Some records:
▼▼▼
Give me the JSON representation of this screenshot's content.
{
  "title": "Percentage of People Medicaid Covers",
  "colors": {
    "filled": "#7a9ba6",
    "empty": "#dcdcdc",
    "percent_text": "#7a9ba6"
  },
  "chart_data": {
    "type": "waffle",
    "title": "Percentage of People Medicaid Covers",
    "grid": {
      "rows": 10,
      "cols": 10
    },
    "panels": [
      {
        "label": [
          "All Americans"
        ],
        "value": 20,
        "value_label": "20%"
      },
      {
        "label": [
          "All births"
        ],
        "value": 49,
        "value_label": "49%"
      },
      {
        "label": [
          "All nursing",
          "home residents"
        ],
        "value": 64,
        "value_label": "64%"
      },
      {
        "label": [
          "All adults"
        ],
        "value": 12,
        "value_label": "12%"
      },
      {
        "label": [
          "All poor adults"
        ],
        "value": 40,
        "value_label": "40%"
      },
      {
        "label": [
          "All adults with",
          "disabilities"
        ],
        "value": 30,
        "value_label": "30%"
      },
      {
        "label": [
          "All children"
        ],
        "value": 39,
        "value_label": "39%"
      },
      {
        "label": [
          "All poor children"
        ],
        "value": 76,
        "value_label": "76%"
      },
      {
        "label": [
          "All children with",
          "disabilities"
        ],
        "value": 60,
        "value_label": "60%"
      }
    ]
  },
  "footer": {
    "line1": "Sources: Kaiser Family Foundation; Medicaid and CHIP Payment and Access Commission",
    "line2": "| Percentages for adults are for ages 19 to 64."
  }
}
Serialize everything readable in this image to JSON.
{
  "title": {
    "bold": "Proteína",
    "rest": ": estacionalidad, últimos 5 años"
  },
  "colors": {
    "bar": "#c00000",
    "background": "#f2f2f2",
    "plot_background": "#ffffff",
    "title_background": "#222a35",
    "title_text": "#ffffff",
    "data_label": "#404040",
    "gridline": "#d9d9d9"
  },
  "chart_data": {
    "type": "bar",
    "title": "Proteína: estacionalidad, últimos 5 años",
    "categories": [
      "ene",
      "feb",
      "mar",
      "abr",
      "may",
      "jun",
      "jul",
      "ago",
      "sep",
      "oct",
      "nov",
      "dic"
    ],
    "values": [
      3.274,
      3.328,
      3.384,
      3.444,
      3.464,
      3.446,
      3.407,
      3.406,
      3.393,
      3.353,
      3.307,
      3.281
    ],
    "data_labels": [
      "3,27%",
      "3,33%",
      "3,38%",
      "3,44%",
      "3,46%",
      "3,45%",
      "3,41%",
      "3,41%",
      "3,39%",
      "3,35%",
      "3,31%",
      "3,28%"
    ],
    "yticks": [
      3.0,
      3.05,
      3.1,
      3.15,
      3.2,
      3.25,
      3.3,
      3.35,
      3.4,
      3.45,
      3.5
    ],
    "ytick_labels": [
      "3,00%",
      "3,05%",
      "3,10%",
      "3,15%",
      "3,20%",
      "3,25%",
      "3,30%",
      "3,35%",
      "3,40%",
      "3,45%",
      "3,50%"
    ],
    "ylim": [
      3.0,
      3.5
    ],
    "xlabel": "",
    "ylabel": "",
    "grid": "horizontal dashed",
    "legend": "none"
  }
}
▲▲▲
**Set problem**
Return every record above exactly as it appears.

**The result**
Give me the JSON representation of this screenshot's content.
{
  "title": "Percentage of People Medicaid Covers",
  "colors": {
    "filled": "#7a9ba6",
    "empty": "#dcdcdc",
    "percent_text": "#7a9ba6"
  },
  "chart_data": {
    "type": "waffle",
    "title": "Percentage of People Medicaid Covers",
    "grid": {
      "rows": 10,
      "cols": 10
    },
    "panels": [
      {
        "label": [
          "All Americans"
        ],
        "value": 20,
        "value_label": "20%"
      },
      {
        "label": [
          "All births"
        ],
        "value": 49,
        "value_label": "49%"
      },
      {
        "label": [
          "All nursing",
          "home residents"
        ],
        "value": 64,
        "value_label": "64%"
      },
      {
        "label": [
          "All adults"
        ],
        "value": 12,
        "value_label": "12%"
      },
      {
        "label": [
          "All poor adults"
        ],
        "value": 40,
        "value_label": "40%"
      },
      {
        "label": [
          "All adults with",
          "disabilities"
        ],
        "value": 30,
        "value_label": "30%"
      },
      {
        "label": [
          "All children"
        ],
        "value": 39,
        "value_label": "39%"
      },
      {
        "label": [
          "All poor children"
        ],
        "value": 76,
        "value_label": "76%"
      },
      {
        "label": [
          "All children with",
          "disabilities"
        ],
        "value": 60,
        "value_label": "60%"
      }
    ]
  },
  "footer": {
    "line1": "Sources: Kaiser Family Foundation; Medicaid and CHIP Payment and Access Commission",
    "line2": "| Percentages for adults are for ages 19 to 64."
  }
}
Serialize everything readable in this image to JSON.
{
  "title": {
    "bold": "Proteína",
    "rest": ": estacionalidad, últimos 5 años"
  },
  "colors": {
    "bar": "#c00000",
    "background": "#f2f2f2",
    "plot_background": "#ffffff",
    "title_background": "#222a35",
    "title_text": "#ffffff",
    "data_label": "#404040",
    "gridline": "#d9d9d9"
  },
  "chart_data": {
    "type": "bar",
    "title": "Proteína: estacionalidad, últimos 5 años",
    "categories": [
      "ene",
      "feb",
      "mar",
      "abr",
      "may",
      "jun",
      "jul",
      "ago",
      "sep",
      "oct",
      "nov",
      "dic"
    ],
    "values": [
      3.274,
      3.328,
      3.384,
      3.444,
      3.464,
      3.446,
      3.407,
      3.406,
      3.393,
      3.353,
      3.307,
      3.281
    ],
    "data_labels": [
      "3,27%",
      "3,33%",
      "3,38%",
      "3,44%",
      "3,46%",
      "3,45%",
      "3,41%",
      "3,41%",
      "3,39%",
      "3,35%",
      "3,31%",
      "3,28%"
    ],
    "yticks": [
      3.0,
      3.05,
      3.1,
      3.15,
      3.2,
      3.25,
      3.3,
      3.35,
      3.4,
      3.45,
      3.5
    ],
    "ytick_labels": [
      "3,00%",
      "3,05%",
      "3,10%",
      "3,15%",
      "3,20%",
      "3,25%",
      "3,30%",
      "3,35%",
      "3,40%",
      "3,45%",
      "3,50%"
    ],
    "ylim": [
      3.0,
      3.5
    ],
    "xlabel": "",
    "ylabel": "",
    "grid": "horizontal dashed",
    "legend": "none"
  }
}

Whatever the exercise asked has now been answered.